Given request: Pull out from the material below all lines with "para".

• • • •

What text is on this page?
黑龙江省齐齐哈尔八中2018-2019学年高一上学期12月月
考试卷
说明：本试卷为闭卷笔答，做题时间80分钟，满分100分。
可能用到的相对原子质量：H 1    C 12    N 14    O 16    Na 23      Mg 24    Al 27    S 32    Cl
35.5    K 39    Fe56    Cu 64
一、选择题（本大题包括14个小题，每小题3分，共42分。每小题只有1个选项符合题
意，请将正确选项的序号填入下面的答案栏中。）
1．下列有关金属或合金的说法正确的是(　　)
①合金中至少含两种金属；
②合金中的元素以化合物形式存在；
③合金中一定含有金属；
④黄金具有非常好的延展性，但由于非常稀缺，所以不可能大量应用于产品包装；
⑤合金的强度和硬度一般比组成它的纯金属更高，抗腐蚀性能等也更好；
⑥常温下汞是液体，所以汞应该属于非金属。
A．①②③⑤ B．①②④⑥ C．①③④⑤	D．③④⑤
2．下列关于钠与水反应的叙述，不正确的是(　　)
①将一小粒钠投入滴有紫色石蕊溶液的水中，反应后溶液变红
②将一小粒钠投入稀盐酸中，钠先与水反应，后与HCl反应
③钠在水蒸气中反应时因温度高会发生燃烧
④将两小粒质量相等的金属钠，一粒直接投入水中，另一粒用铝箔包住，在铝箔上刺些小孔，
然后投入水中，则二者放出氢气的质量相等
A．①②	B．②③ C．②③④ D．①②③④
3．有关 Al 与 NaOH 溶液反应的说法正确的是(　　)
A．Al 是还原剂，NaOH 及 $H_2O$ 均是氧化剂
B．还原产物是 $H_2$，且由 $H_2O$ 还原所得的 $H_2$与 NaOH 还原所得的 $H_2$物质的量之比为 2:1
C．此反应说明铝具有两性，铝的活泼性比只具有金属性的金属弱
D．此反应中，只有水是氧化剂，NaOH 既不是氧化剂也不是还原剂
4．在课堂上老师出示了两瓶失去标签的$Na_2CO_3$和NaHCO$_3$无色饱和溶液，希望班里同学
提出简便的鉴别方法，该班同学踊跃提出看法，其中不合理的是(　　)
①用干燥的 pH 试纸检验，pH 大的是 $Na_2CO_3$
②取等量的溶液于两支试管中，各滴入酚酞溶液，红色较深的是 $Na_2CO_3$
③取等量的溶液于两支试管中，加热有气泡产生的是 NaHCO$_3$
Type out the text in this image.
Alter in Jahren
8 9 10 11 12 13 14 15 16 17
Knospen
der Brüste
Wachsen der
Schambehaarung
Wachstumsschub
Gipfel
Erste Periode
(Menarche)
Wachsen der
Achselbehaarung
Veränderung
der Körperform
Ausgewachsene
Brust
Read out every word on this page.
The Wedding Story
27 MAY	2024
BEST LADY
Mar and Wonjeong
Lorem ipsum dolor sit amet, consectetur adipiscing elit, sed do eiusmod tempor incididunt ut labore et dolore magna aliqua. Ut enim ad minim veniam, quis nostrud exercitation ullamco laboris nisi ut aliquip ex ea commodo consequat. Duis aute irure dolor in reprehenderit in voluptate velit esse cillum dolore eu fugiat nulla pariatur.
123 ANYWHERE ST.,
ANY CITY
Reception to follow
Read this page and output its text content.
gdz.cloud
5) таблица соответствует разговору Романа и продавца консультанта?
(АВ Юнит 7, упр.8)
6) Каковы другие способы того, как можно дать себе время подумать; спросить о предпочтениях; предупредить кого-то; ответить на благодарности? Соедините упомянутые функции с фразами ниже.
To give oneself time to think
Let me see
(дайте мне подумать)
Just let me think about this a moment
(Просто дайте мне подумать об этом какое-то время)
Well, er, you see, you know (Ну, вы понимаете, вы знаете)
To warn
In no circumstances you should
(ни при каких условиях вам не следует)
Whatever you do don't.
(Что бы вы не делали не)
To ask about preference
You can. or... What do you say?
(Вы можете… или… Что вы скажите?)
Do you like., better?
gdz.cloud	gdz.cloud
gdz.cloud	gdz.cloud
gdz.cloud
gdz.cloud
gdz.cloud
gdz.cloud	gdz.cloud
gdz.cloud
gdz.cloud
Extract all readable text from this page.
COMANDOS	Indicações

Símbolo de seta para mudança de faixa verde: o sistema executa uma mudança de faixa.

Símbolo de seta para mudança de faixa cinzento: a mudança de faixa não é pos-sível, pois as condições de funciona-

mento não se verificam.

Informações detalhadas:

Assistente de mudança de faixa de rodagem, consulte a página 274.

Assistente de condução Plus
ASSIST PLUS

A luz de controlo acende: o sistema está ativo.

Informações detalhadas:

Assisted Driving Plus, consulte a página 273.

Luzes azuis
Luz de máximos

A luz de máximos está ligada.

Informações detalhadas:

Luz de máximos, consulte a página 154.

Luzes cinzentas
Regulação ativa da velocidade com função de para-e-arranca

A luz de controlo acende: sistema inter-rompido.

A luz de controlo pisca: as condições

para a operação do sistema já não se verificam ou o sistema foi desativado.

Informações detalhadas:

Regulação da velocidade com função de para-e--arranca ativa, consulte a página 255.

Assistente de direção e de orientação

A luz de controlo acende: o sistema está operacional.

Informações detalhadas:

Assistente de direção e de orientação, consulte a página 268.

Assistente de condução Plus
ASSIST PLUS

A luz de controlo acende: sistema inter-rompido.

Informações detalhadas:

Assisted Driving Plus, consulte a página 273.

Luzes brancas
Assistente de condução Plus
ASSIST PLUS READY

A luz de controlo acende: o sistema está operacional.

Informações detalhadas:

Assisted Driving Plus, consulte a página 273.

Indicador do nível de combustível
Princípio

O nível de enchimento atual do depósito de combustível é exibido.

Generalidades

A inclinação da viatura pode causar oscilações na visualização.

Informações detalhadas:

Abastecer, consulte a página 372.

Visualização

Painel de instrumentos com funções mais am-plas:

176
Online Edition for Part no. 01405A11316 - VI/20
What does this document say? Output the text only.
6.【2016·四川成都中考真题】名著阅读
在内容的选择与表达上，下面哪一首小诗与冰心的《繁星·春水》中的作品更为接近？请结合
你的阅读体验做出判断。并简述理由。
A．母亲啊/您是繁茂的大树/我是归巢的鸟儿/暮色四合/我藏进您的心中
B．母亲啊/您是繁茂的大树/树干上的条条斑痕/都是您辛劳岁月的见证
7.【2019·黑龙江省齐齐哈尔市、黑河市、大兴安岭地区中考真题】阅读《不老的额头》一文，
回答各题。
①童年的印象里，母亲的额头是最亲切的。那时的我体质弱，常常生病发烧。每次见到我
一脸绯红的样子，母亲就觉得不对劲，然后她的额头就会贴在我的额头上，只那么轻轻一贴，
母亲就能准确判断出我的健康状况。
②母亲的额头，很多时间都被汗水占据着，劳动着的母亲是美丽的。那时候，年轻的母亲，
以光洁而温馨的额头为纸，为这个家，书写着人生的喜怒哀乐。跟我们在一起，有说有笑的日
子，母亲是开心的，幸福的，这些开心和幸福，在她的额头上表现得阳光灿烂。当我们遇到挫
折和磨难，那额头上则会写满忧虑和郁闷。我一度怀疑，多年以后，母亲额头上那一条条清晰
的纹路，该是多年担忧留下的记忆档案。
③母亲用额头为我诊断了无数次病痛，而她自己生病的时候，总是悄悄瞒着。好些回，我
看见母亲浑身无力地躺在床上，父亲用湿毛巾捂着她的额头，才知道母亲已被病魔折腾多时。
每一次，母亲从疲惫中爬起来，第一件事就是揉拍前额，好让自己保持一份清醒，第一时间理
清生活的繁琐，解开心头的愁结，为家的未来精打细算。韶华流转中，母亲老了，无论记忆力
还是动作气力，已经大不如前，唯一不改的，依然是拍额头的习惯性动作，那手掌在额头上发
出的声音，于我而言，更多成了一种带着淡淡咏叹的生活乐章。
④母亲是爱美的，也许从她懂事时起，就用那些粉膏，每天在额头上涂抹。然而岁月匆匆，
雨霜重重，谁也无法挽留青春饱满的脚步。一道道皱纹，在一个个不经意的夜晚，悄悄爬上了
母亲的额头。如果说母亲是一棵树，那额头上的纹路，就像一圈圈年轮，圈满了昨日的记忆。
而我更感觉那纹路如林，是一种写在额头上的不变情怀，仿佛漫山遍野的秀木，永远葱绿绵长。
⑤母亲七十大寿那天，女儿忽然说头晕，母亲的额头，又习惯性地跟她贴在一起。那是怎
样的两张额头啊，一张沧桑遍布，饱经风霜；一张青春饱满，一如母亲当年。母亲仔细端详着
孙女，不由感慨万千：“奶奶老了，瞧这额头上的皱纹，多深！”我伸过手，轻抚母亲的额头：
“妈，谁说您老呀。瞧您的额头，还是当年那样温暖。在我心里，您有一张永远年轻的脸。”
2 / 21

• • • •

Solution to the exercise:
Símbolo de seta para mudança de faixa verde: o sistema executa uma mudança de faixa.
Símbolo de seta para mudança de faixa cinzento: a mudança de faixa não é pos-sível, pois as condições de funciona-
Regulação ativa da velocidade com função de para-e-arranca
para a operação do sistema já não se verificam ou o sistema foi desativado.
Regulação da velocidade com função de para-e--arranca ativa, consulte a página 255.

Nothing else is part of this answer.